Collected data:

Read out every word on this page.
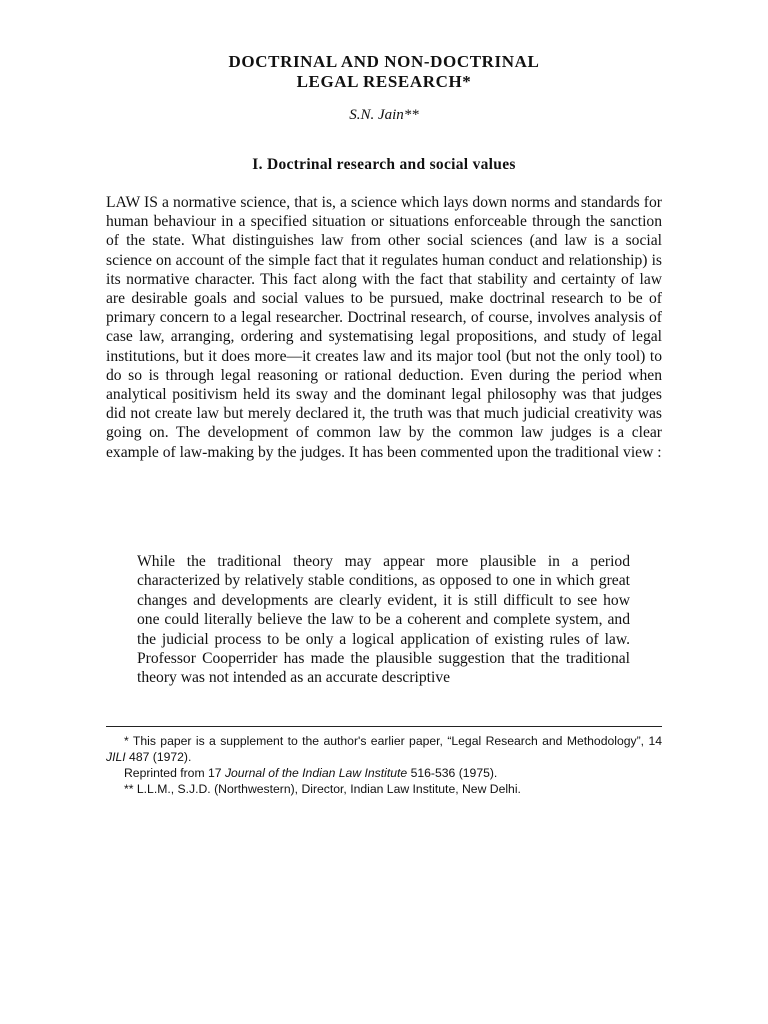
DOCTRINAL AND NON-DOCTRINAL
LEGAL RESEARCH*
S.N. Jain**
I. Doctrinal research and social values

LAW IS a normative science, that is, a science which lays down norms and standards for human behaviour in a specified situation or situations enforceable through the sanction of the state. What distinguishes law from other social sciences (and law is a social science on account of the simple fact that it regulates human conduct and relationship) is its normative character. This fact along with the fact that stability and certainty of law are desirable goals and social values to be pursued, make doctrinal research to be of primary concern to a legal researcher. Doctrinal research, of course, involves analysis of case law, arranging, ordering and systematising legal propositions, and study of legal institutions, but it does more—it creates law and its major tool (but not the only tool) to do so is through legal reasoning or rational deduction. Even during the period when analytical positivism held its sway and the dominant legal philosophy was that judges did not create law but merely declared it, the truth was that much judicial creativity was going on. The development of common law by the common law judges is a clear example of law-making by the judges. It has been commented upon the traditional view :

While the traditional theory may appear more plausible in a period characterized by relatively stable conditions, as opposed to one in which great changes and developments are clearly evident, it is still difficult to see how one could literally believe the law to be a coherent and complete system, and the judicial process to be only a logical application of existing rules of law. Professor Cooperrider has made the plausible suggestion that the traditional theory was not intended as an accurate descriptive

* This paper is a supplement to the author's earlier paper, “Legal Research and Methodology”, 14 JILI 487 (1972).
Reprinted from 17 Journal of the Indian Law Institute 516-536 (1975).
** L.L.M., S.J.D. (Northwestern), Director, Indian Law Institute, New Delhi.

▸ Given request:
All of the data above should be quoted exactly, except for the pictures.

▸ Complete response:
Read out every word on this page.
DOCTRINAL AND NON-DOCTRINAL
LEGAL RESEARCH*
S.N. Jain**
I. Doctrinal research and social values

LAW IS a normative science, that is, a science which lays down norms and standards for human behaviour in a specified situation or situations enforceable through the sanction of the state. What distinguishes law from other social sciences (and law is a social science on account of the simple fact that it regulates human conduct and relationship) is its normative character. This fact along with the fact that stability and certainty of law are desirable goals and social values to be pursued, make doctrinal research to be of primary concern to a legal researcher. Doctrinal research, of course, involves analysis of case law, arranging, ordering and systematising legal propositions, and study of legal institutions, but it does more—it creates law and its major tool (but not the only tool) to do so is through legal reasoning or rational deduction. Even during the period when analytical positivism held its sway and the dominant legal philosophy was that judges did not create law but merely declared it, the truth was that much judicial creativity was going on. The development of common law by the common law judges is a clear example of law-making by the judges. It has been commented upon the traditional view :

While the traditional theory may appear more plausible in a period characterized by relatively stable conditions, as opposed to one in which great changes and developments are clearly evident, it is still difficult to see how one could literally believe the law to be a coherent and complete system, and the judicial process to be only a logical application of existing rules of law. Professor Cooperrider has made the plausible suggestion that the traditional theory was not intended as an accurate descriptive

* This paper is a supplement to the author's earlier paper, “Legal Research and Methodology”, 14 JILI 487 (1972).
Reprinted from 17 Journal of the Indian Law Institute 516-536 (1975).
** L.L.M., S.J.D. (Northwestern), Director, Indian Law Institute, New Delhi.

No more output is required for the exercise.